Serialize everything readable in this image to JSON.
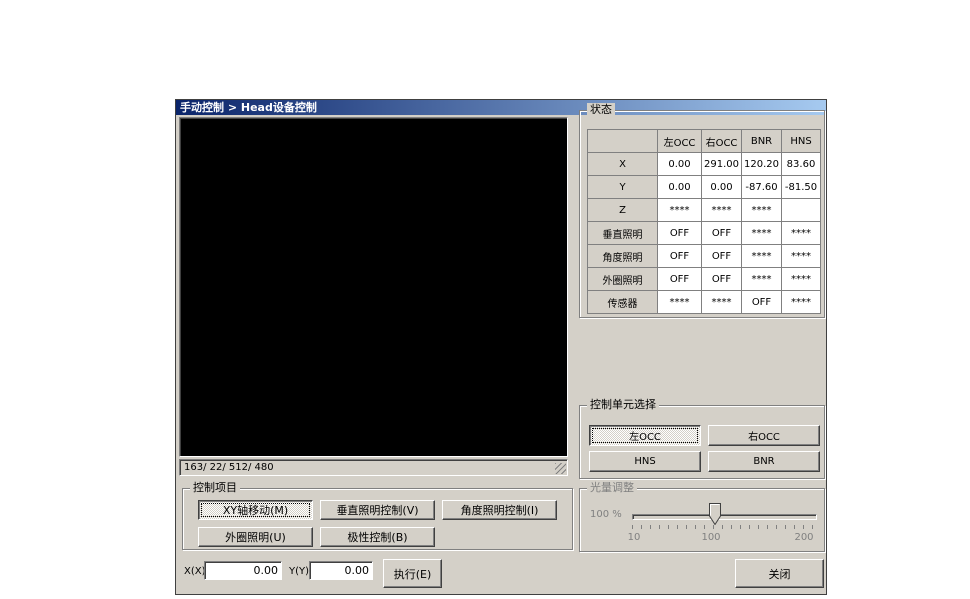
{
  "window": {
    "title": "手动控制 > Head设备控制"
  },
  "video": {
    "status_text": "163/ 22/ 512/ 480"
  },
  "status_group": {
    "title": "状态",
    "table": {
      "columns": [
        "",
        "左OCC",
        "右OCC",
        "BNR",
        "HNS"
      ],
      "rows": [
        {
          "label": "X",
          "values": [
            "0.00",
            "291.00",
            "120.20",
            "83.60"
          ]
        },
        {
          "label": "Y",
          "values": [
            "0.00",
            "0.00",
            "-87.60",
            "-81.50"
          ]
        },
        {
          "label": "Z",
          "values": [
            "****",
            "****",
            "****",
            ""
          ]
        },
        {
          "label": "垂直照明",
          "values": [
            "OFF",
            "OFF",
            "****",
            "****"
          ]
        },
        {
          "label": "角度照明",
          "values": [
            "OFF",
            "OFF",
            "****",
            "****"
          ]
        },
        {
          "label": "外圈照明",
          "values": [
            "OFF",
            "OFF",
            "****",
            "****"
          ]
        },
        {
          "label": "传感器",
          "values": [
            "****",
            "****",
            "OFF",
            "****"
          ]
        }
      ]
    }
  },
  "unit_group": {
    "title": "控制单元选择",
    "buttons": [
      {
        "label": "左OCC",
        "selected": true
      },
      {
        "label": "右OCC",
        "selected": false
      },
      {
        "label": "HNS",
        "selected": false
      },
      {
        "label": "BNR",
        "selected": false
      }
    ]
  },
  "control_group": {
    "title": "控制项目",
    "buttons": [
      {
        "label": "XY轴移动(M)",
        "selected": true
      },
      {
        "label": "垂直照明控制(V)",
        "selected": false
      },
      {
        "label": "角度照明控制(I)",
        "selected": false
      },
      {
        "label": "外圈照明(U)",
        "selected": false
      },
      {
        "label": "极性控制(B)",
        "selected": false
      }
    ]
  },
  "light_group": {
    "title": "光量调整",
    "value_label": "100 %",
    "min_label": "10",
    "mid_label": "100",
    "max_label": "200",
    "min": 10,
    "max": 200,
    "value": 100,
    "enabled": false
  },
  "bottom": {
    "x_label": "X(X)",
    "x_value": "0.00",
    "y_label": "Y(Y)",
    "y_value": "0.00",
    "execute_label": "执行(E)",
    "close_label": "关闭"
  },
  "colors": {
    "dialog_bg": "#D4D0C8",
    "titlebar_start": "#0A246A",
    "titlebar_end": "#A6CAF0",
    "disabled_text": "#808080"
  }
}
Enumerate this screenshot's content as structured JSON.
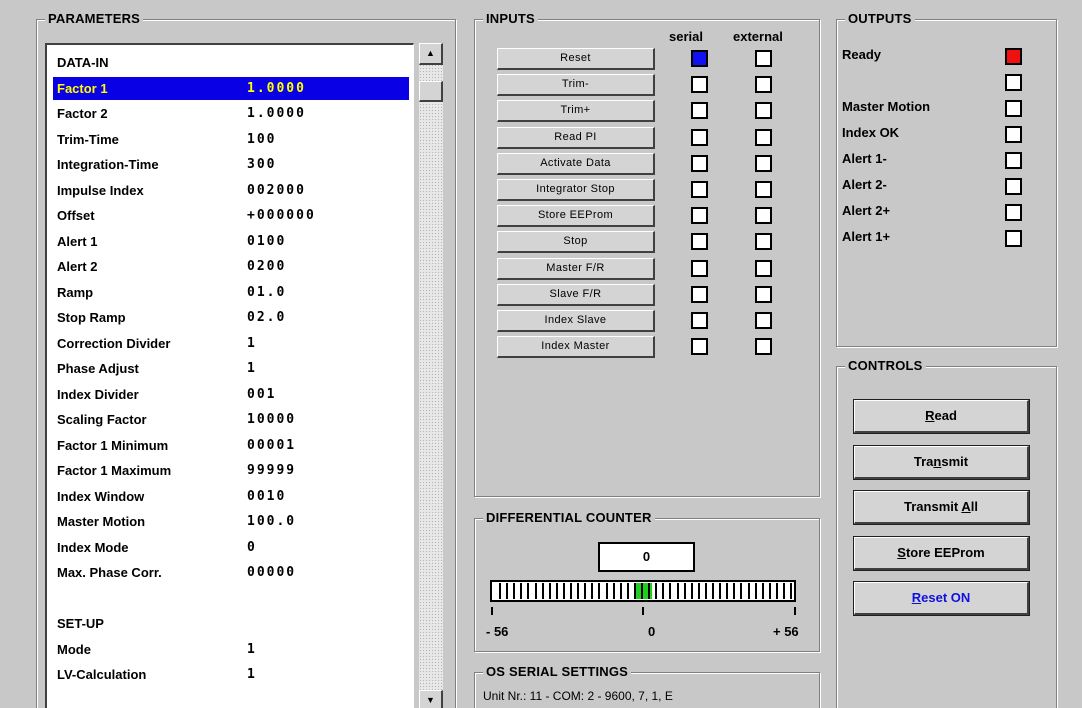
{
  "parameters": {
    "title": "PARAMETERS",
    "rows": [
      {
        "name": "DATA-IN",
        "value": ""
      },
      {
        "name": "Factor 1",
        "value": "1.0000"
      },
      {
        "name": "Factor 2",
        "value": "1.0000"
      },
      {
        "name": "Trim-Time",
        "value": "100"
      },
      {
        "name": "Integration-Time",
        "value": "300"
      },
      {
        "name": "Impulse Index",
        "value": "002000"
      },
      {
        "name": "Offset",
        "value": "+000000"
      },
      {
        "name": "Alert 1",
        "value": "0100"
      },
      {
        "name": "Alert 2",
        "value": "0200"
      },
      {
        "name": "Ramp",
        "value": "01.0"
      },
      {
        "name": "Stop Ramp",
        "value": "02.0"
      },
      {
        "name": "Correction Divider",
        "value": "1"
      },
      {
        "name": "Phase Adjust",
        "value": "1"
      },
      {
        "name": "Index Divider",
        "value": "001"
      },
      {
        "name": "Scaling Factor",
        "value": "10000"
      },
      {
        "name": "Factor 1 Minimum",
        "value": "00001"
      },
      {
        "name": "Factor 1 Maximum",
        "value": "99999"
      },
      {
        "name": "Index Window",
        "value": "0010"
      },
      {
        "name": "Master Motion",
        "value": "100.0"
      },
      {
        "name": "Index Mode",
        "value": "0"
      },
      {
        "name": "Max. Phase Corr.",
        "value": "00000"
      },
      {
        "name": "",
        "value": ""
      },
      {
        "name": "SET-UP",
        "value": ""
      },
      {
        "name": "Mode",
        "value": "1"
      },
      {
        "name": "LV-Calculation",
        "value": "1"
      }
    ],
    "selected_index": 1,
    "scroll_up_icon": "arrow-up-icon",
    "scroll_down_icon": "arrow-down-icon"
  },
  "inputs": {
    "title": "INPUTS",
    "col_serial": "serial",
    "col_external": "external",
    "buttons": [
      {
        "label": "Reset",
        "serial": true,
        "external": false
      },
      {
        "label": "Trim-",
        "serial": false,
        "external": false
      },
      {
        "label": "Trim+",
        "serial": false,
        "external": false
      },
      {
        "label": "Read PI",
        "serial": false,
        "external": false
      },
      {
        "label": "Activate Data",
        "serial": false,
        "external": false
      },
      {
        "label": "Integrator Stop",
        "serial": false,
        "external": false
      },
      {
        "label": "Store EEProm",
        "serial": false,
        "external": false
      },
      {
        "label": "Stop",
        "serial": false,
        "external": false
      },
      {
        "label": "Master F/R",
        "serial": false,
        "external": false
      },
      {
        "label": "Slave  F/R",
        "serial": false,
        "external": false
      },
      {
        "label": "Index Slave",
        "serial": false,
        "external": false
      },
      {
        "label": "Index Master",
        "serial": false,
        "external": false
      }
    ]
  },
  "outputs": {
    "title": "OUTPUTS",
    "items": [
      {
        "label": "Ready",
        "active": true
      },
      {
        "label": "",
        "active": false
      },
      {
        "label": "Master Motion",
        "active": false
      },
      {
        "label": "Index OK",
        "active": false
      },
      {
        "label": "Alert 1-",
        "active": false
      },
      {
        "label": "Alert 2-",
        "active": false
      },
      {
        "label": "Alert 2+",
        "active": false
      },
      {
        "label": "Alert 1+",
        "active": false
      }
    ],
    "active_color": "#f01010"
  },
  "controls": {
    "title": "CONTROLS",
    "buttons": [
      {
        "pre": "",
        "key": "R",
        "post": "ead",
        "blue": false
      },
      {
        "pre": "Tra",
        "key": "n",
        "post": "smit",
        "blue": false
      },
      {
        "pre": "Transmit ",
        "key": "A",
        "post": "ll",
        "blue": false
      },
      {
        "pre": "",
        "key": "S",
        "post": "tore EEProm",
        "blue": false
      },
      {
        "pre": "",
        "key": "R",
        "post": "eset ON",
        "blue": true
      }
    ]
  },
  "differential_counter": {
    "title": "DIFFERENTIAL COUNTER",
    "value": "0",
    "min_label": "- 56",
    "mid_label": "0",
    "max_label": "+ 56",
    "min": -56,
    "max": 56,
    "current": 0,
    "indicator_color": "#20d020"
  },
  "serial_settings": {
    "title": "OS SERIAL SETTINGS",
    "text": "Unit Nr.: 11  -  COM:  2  -  9600, 7, 1, E"
  },
  "colors": {
    "background": "#c8c8c8",
    "selection": "#0a00e6",
    "selection_text": "#ffff00",
    "serial_active": "#1010f0"
  }
}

● Instruction:
Within the material above, find the lines that contain the word "Alert"; copy them.

● Answer to this problem:
        "name": "Alert 1",
        "name": "Alert 2",
        "label": "Alert 1-",
        "label": "Alert 2-",
        "label": "Alert 2+",
        "label": "Alert 1+",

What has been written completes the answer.